EXERCISE INSTRUCTIONS:
Go through the data below. List every line that holds the word "precios".

------------------------------------------------------------

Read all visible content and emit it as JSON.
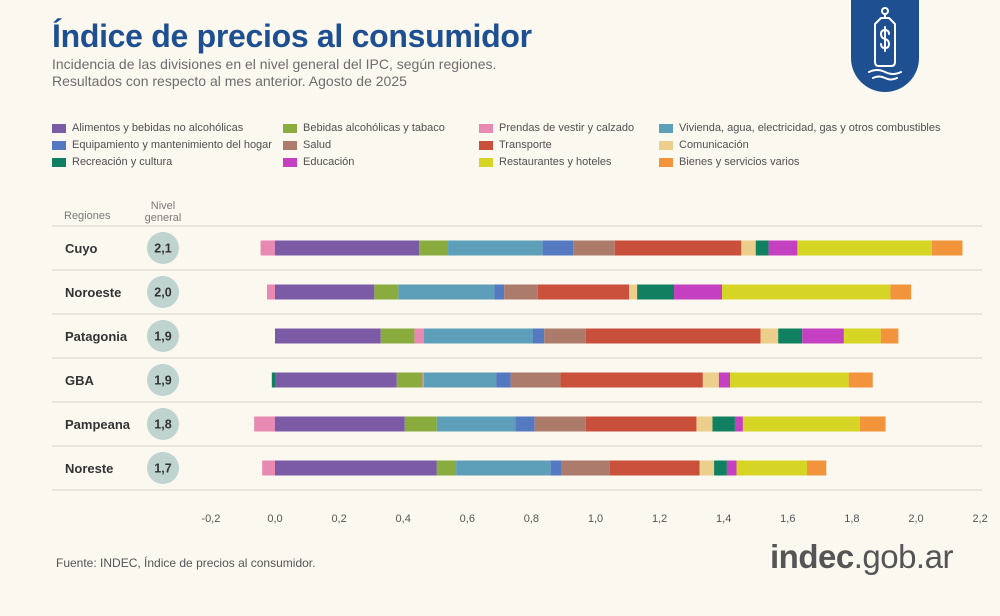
{
  "header": {
    "title": "Índice de precios al consumidor",
    "subtitle_1": "Incidencia de las divisiones en el nivel general del IPC, según regiones.",
    "subtitle_2": "Resultados con respecto al mes anterior. Agosto de 2025"
  },
  "badge": {
    "icon": "price-tag-dollar-icon",
    "color": "#1d4f91"
  },
  "footer": {
    "source": "Fuente: INDEC, Índice de precios al consumidor.",
    "brand_strong": "indec",
    "brand_rest": ".gob.ar"
  },
  "chart_data": {
    "type": "bar",
    "orientation": "horizontal",
    "stacked": true,
    "column_headers": {
      "regions": "Regiones",
      "level_line1": "Nivel",
      "level_line2": "general"
    },
    "categories": [
      "Cuyo",
      "Noroeste",
      "Patagonia",
      "GBA",
      "Pampeana",
      "Noreste"
    ],
    "nivel_general": [
      "2,1",
      "2,0",
      "1,9",
      "1,9",
      "1,8",
      "1,7"
    ],
    "xlim": [
      -0.2,
      2.2
    ],
    "xticks": [
      -0.2,
      0.0,
      0.2,
      0.4,
      0.6,
      0.8,
      1.0,
      1.2,
      1.4,
      1.6,
      1.8,
      2.0,
      2.2
    ],
    "xtick_labels": [
      "-0,2",
      "0,0",
      "0,2",
      "0,4",
      "0,6",
      "0,8",
      "1,0",
      "1,2",
      "1,4",
      "1,6",
      "1,8",
      "2,0",
      "2,2"
    ],
    "grid": false,
    "legend_position": "top",
    "series": [
      {
        "name": "Alimentos y bebidas no alcohólicas",
        "color": "#7b5ba6",
        "values": [
          0.45,
          0.31,
          0.33,
          0.38,
          0.405,
          0.505
        ]
      },
      {
        "name": "Bebidas alcohólicas y tabaco",
        "color": "#8aac3e",
        "values": [
          0.09,
          0.075,
          0.105,
          0.08,
          0.1,
          0.06
        ]
      },
      {
        "name": "Prendas de vestir y calzado",
        "color": "#e889b3",
        "values": [
          -0.045,
          -0.025,
          0.03,
          0.005,
          -0.065,
          -0.04
        ]
      },
      {
        "name": "Vivienda, agua, electricidad, gas y otros combustibles",
        "color": "#5d9eb8",
        "values": [
          0.295,
          0.3,
          0.34,
          0.225,
          0.245,
          0.295
        ]
      },
      {
        "name": "Equipamiento y mantenimiento del hogar",
        "color": "#5479c0",
        "values": [
          0.095,
          0.03,
          0.035,
          0.045,
          0.06,
          0.035
        ]
      },
      {
        "name": "Salud",
        "color": "#ad7b6c",
        "values": [
          0.13,
          0.105,
          0.13,
          0.155,
          0.16,
          0.15
        ]
      },
      {
        "name": "Transporte",
        "color": "#c9513c",
        "values": [
          0.395,
          0.285,
          0.545,
          0.445,
          0.345,
          0.28
        ]
      },
      {
        "name": "Comunicación",
        "color": "#eccf8c",
        "values": [
          0.045,
          0.025,
          0.055,
          0.05,
          0.05,
          0.045
        ]
      },
      {
        "name": "Recreación y cultura",
        "color": "#108060",
        "values": [
          0.04,
          0.115,
          0.075,
          -0.01,
          0.07,
          0.04
        ]
      },
      {
        "name": "Educación",
        "color": "#c440c0",
        "values": [
          0.09,
          0.15,
          0.13,
          0.035,
          0.025,
          0.03
        ]
      },
      {
        "name": "Restaurantes y hoteles",
        "color": "#d6d425",
        "values": [
          0.42,
          0.525,
          0.115,
          0.37,
          0.365,
          0.22
        ]
      },
      {
        "name": "Bienes y servicios varios",
        "color": "#f1943b",
        "values": [
          0.095,
          0.065,
          0.055,
          0.075,
          0.08,
          0.06
        ]
      }
    ]
  }
}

------------------------------------------------------------

RESPONSE TO THIS EXERCISE:
    "title": "Índice de precios al consumidor",
    "source": "Fuente: INDEC, Índice de precios al consumidor.",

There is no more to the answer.